| Problem details |
Output all lines exactly.

+++ Dataset records +++

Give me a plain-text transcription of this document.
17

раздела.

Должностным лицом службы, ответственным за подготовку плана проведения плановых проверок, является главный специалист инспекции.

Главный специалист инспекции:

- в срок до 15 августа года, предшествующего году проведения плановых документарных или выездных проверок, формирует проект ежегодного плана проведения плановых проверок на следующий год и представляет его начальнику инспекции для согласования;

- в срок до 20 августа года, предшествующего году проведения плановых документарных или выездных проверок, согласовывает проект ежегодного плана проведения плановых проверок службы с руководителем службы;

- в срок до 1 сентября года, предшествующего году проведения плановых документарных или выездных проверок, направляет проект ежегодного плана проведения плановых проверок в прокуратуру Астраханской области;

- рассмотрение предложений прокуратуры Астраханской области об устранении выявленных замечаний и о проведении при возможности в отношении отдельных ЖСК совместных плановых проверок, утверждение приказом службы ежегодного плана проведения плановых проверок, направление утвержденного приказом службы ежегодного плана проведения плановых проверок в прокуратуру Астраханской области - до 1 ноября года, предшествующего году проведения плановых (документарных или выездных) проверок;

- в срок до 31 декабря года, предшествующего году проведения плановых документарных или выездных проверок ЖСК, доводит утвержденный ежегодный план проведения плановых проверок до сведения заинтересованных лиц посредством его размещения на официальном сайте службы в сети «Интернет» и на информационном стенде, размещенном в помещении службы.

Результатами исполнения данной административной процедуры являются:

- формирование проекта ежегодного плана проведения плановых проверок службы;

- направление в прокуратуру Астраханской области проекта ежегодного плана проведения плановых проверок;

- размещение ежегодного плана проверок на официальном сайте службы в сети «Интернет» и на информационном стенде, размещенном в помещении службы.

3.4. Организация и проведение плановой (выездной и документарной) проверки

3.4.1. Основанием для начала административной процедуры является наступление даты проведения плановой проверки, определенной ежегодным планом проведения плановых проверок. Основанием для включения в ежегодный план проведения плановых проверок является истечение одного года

+++

| Full answer |
Give me a plain-text transcription of this document.
17

раздела.

Должностным лицом службы, ответственным за подготовку плана проведения плановых проверок, является главный специалист инспекции.

Главный специалист инспекции:

- в срок до 15 августа года, предшествующего году проведения плановых документарных или выездных проверок, формирует проект ежегодного плана проведения плановых проверок на следующий год и представляет его начальнику инспекции для согласования;

- в срок до 20 августа года, предшествующего году проведения плановых документарных или выездных проверок, согласовывает проект ежегодного плана проведения плановых проверок службы с руководителем службы;

- в срок до 1 сентября года, предшествующего году проведения плановых документарных или выездных проверок, направляет проект ежегодного плана проведения плановых проверок в прокуратуру Астраханской области;

- рассмотрение предложений прокуратуры Астраханской области об устранении выявленных замечаний и о проведении при возможности в отношении отдельных ЖСК совместных плановых проверок, утверждение приказом службы ежегодного плана проведения плановых проверок, направление утвержденного приказом службы ежегодного плана проведения плановых проверок в прокуратуру Астраханской области - до 1 ноября года, предшествующего году проведения плановых (документарных или выездных) проверок;

- в срок до 31 декабря года, предшествующего году проведения плановых документарных или выездных проверок ЖСК, доводит утвержденный ежегодный план проведения плановых проверок до сведения заинтересованных лиц посредством его размещения на официальном сайте службы в сети «Интернет» и на информационном стенде, размещенном в помещении службы.

Результатами исполнения данной административной процедуры являются:

- формирование проекта ежегодного плана проведения плановых проверок службы;

- направление в прокуратуру Астраханской области проекта ежегодного плана проведения плановых проверок;

- размещение ежегодного плана проверок на официальном сайте службы в сети «Интернет» и на информационном стенде, размещенном в помещении службы.

3.4. Организация и проведение плановой (выездной и документарной) проверки

3.4.1. Основанием для начала административной процедуры является наступление даты проведения плановой проверки, определенной ежегодным планом проведения плановых проверок. Основанием для включения в ежегодный план проведения плановых проверок является истечение одного года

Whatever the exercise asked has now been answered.